[TASK OBJECTIVE]
Filter the records for lines holding the string "خلعة".

[EXTRACTED RECORDS]
··········
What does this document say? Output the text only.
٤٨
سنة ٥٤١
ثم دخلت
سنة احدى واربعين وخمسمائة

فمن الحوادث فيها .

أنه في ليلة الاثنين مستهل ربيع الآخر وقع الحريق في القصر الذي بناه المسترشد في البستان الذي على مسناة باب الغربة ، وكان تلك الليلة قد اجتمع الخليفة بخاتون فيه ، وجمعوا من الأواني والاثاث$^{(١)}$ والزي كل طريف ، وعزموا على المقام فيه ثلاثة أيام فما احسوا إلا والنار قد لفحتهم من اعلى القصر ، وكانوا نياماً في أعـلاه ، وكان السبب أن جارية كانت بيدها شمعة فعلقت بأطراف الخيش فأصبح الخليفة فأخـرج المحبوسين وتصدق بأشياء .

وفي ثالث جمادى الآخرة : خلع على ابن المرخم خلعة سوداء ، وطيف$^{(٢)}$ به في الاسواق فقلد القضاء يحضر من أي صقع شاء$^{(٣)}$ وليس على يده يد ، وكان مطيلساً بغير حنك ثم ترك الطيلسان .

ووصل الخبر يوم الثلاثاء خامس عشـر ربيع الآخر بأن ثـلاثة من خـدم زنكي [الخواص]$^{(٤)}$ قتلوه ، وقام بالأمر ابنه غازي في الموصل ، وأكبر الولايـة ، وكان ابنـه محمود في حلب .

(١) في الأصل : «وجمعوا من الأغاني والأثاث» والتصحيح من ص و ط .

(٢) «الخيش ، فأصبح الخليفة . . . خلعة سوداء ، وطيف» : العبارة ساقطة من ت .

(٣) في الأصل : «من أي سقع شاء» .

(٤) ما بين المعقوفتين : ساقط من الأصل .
··········
[TASK RESULT]
وفي ثالث جمادى الآخرة : خلع على ابن المرخم خلعة سوداء ، وطيف$^{(٢)}$ به في الاسواق فقلد القضاء يحضر من أي صقع شاء$^{(٣)}$ وليس على يده يد ، وكان مطيلساً بغير حنك ثم ترك الطيلسان .
(٢) «الخيش ، فأصبح الخليفة . . . خلعة سوداء ، وطيف» : العبارة ساقطة من ت .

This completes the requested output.